# STORED ROWS start
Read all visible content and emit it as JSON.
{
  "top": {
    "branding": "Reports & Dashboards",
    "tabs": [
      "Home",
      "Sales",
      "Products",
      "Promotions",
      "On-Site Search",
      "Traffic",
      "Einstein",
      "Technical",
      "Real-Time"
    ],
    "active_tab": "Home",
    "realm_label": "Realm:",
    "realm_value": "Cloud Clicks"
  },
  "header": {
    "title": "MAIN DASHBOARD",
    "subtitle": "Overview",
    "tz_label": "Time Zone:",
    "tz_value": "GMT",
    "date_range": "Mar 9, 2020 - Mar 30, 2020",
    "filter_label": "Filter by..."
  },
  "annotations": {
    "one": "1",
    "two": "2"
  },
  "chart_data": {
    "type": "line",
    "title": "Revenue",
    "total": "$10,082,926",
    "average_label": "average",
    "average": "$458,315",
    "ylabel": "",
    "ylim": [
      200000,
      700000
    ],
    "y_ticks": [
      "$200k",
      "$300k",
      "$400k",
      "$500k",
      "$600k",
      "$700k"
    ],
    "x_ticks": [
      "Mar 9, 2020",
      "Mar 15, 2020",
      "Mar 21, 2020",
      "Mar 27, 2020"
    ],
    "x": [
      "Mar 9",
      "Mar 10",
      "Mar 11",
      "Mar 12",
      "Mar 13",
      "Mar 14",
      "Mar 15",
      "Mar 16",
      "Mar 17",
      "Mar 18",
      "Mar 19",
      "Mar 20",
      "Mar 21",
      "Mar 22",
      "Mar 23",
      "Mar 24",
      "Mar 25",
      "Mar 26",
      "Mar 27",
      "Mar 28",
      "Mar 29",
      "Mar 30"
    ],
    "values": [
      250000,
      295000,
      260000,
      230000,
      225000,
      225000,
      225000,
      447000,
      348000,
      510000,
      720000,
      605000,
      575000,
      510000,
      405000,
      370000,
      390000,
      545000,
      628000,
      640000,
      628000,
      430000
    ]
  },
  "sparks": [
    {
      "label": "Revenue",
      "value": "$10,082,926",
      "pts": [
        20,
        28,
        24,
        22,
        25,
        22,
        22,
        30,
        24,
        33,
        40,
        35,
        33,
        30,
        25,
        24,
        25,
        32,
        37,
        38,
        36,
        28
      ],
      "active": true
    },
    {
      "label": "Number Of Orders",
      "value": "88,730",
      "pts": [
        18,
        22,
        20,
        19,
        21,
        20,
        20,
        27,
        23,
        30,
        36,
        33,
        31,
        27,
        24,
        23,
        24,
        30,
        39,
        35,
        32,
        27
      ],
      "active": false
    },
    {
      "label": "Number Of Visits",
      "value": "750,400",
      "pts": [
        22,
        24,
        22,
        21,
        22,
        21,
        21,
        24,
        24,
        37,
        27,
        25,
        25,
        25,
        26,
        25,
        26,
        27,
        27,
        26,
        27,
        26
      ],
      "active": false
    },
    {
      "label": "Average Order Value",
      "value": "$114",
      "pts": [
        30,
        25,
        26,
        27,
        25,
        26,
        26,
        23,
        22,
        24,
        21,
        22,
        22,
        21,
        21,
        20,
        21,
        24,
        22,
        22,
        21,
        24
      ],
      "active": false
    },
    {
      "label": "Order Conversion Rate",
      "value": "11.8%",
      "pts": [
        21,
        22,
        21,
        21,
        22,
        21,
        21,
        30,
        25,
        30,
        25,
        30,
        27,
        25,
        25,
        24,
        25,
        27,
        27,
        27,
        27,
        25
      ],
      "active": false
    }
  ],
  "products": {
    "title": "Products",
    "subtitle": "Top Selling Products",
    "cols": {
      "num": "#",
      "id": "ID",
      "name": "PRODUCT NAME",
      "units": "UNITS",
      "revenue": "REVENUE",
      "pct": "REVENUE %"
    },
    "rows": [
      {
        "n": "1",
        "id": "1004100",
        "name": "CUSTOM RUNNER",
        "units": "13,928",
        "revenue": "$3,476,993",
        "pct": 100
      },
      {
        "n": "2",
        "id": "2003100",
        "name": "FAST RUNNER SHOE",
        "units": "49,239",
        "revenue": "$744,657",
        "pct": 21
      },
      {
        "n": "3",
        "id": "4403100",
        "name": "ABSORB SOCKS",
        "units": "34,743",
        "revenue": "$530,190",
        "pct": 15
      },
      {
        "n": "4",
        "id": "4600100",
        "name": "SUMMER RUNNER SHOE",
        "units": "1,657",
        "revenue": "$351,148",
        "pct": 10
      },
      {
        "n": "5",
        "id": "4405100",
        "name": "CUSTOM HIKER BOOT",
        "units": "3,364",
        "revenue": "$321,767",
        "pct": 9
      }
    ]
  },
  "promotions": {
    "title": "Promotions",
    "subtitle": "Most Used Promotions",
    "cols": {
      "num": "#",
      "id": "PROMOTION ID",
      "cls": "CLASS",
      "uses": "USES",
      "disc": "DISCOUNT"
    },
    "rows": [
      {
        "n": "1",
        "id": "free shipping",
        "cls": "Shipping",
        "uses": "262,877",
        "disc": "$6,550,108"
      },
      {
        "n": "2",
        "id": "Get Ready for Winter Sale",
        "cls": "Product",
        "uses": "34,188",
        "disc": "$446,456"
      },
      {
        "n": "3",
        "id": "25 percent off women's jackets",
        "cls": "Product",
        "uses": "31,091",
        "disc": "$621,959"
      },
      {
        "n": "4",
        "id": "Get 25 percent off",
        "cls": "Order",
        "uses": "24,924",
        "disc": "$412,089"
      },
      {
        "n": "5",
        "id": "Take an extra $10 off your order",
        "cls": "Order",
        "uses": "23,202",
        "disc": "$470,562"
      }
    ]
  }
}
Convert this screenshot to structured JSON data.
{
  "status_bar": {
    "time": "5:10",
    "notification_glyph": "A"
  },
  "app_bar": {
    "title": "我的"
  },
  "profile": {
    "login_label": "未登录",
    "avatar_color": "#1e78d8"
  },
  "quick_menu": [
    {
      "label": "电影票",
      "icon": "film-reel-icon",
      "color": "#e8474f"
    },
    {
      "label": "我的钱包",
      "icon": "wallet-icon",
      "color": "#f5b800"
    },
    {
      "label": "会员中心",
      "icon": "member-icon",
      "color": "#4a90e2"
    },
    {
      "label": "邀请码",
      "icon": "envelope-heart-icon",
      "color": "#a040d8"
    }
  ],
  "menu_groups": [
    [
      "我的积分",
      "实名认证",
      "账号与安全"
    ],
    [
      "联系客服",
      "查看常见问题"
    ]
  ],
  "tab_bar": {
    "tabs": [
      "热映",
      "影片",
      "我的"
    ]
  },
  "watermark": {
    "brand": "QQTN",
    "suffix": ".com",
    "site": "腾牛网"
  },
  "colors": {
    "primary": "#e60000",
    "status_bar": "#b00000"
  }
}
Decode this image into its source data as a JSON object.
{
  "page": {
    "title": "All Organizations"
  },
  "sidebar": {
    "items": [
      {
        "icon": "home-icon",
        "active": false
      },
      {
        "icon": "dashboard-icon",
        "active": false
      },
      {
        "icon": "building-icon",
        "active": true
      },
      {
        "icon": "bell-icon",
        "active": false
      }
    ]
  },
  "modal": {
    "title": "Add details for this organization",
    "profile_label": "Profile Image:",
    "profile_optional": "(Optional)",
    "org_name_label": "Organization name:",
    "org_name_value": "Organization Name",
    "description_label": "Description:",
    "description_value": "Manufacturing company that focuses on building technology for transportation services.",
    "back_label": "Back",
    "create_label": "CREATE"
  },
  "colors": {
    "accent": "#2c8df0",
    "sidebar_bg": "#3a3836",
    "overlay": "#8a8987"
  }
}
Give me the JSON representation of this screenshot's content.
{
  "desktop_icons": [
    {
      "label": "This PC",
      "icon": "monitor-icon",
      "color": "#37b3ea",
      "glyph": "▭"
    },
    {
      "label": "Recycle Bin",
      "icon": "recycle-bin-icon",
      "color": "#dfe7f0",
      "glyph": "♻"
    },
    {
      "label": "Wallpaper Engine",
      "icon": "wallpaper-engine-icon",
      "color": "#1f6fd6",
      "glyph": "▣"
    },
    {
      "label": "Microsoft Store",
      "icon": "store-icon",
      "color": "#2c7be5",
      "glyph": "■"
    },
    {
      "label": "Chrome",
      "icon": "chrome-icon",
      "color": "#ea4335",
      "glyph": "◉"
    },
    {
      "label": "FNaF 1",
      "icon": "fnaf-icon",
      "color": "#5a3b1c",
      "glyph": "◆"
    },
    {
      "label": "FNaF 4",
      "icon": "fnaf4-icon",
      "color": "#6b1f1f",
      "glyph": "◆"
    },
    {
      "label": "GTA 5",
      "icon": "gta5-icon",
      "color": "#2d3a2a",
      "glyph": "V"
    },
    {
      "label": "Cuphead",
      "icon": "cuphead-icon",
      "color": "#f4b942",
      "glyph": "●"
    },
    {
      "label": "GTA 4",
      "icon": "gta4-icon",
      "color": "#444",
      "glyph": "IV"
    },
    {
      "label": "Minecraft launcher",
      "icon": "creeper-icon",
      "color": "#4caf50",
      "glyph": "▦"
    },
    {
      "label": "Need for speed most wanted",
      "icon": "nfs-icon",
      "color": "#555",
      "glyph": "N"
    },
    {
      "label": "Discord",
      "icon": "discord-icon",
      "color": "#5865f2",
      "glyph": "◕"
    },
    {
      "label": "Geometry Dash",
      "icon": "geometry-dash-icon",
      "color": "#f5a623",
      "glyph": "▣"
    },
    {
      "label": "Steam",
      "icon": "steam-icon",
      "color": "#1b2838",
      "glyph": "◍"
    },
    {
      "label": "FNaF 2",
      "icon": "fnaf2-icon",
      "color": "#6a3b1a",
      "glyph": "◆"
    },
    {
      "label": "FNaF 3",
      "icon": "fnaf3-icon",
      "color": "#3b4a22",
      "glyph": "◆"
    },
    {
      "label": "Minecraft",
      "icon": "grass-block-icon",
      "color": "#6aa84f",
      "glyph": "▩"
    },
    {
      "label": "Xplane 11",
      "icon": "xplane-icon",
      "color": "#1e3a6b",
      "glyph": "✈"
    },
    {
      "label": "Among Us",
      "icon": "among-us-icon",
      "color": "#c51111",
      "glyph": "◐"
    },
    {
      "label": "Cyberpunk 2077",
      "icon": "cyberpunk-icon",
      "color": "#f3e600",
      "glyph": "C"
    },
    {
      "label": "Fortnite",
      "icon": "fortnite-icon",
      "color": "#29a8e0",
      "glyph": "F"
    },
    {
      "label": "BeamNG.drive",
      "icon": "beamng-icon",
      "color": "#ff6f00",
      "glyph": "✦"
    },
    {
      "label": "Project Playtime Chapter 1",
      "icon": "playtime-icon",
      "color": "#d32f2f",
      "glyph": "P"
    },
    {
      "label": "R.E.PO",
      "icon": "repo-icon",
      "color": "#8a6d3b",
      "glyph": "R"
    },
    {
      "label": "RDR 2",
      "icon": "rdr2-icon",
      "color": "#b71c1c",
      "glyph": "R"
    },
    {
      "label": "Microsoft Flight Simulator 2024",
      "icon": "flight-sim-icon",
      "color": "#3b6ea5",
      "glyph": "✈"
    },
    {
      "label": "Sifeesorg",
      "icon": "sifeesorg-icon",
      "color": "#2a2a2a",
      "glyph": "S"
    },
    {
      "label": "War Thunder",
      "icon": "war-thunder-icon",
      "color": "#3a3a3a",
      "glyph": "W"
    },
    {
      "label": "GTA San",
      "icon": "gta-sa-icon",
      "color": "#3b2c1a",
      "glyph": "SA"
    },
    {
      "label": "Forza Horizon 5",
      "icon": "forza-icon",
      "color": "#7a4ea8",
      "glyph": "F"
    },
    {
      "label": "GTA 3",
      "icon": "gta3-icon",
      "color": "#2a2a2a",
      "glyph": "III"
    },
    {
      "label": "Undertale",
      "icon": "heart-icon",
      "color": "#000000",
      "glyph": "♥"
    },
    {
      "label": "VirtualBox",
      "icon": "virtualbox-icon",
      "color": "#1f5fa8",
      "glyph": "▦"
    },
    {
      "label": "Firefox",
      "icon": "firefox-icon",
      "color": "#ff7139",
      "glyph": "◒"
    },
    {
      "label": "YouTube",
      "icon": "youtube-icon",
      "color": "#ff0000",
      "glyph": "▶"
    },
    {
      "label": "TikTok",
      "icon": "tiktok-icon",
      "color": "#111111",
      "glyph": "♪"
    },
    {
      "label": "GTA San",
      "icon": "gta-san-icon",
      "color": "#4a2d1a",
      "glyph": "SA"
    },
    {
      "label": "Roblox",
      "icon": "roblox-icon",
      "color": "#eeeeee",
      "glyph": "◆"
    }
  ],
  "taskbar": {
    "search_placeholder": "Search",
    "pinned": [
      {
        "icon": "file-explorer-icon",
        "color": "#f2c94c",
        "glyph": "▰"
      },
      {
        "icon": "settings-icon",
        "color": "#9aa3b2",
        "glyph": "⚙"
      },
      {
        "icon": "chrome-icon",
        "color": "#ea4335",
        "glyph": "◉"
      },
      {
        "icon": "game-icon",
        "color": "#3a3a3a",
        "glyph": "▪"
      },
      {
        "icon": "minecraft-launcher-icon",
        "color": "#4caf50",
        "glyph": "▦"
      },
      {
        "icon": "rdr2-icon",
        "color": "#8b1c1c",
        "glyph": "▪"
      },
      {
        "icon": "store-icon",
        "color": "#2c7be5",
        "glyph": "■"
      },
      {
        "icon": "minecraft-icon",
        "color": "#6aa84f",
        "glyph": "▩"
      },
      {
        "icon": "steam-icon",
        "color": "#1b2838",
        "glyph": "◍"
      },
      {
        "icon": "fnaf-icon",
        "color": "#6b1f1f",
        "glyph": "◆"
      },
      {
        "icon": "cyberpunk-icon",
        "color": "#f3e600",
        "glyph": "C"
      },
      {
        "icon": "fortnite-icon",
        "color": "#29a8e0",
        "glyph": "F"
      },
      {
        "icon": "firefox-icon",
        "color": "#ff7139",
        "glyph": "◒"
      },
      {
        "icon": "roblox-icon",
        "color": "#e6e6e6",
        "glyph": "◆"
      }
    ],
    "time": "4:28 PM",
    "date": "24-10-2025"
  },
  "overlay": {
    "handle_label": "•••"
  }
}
# STORED ROWS end
*THE TASK*: Report how many lines include the word "building". Give nothing but the number.

*SOLVED PROBLEM*: 2